• **Task instructions**
Your task is to copy the material exactly.
○ ○ ○ ○
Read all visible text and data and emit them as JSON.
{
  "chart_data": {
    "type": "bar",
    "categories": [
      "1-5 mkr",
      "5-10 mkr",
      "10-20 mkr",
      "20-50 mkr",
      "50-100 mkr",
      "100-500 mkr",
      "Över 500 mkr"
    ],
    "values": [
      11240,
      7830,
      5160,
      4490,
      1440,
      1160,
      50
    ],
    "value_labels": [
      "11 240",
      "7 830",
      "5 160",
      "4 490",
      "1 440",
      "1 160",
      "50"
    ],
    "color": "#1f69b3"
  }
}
○ ○ ○ ○
• **Output of the task**
Read all visible text and data and emit them as JSON.
{
  "chart_data": {
    "type": "bar",
    "categories": [
      "1-5 mkr",
      "5-10 mkr",
      "10-20 mkr",
      "20-50 mkr",
      "50-100 mkr",
      "100-500 mkr",
      "Över 500 mkr"
    ],
    "values": [
      11240,
      7830,
      5160,
      4490,
      1440,
      1160,
      50
    ],
    "value_labels": [
      "11 240",
      "7 830",
      "5 160",
      "4 490",
      "1 440",
      "1 160",
      "50"
    ],
    "color": "#1f69b3"
  }
}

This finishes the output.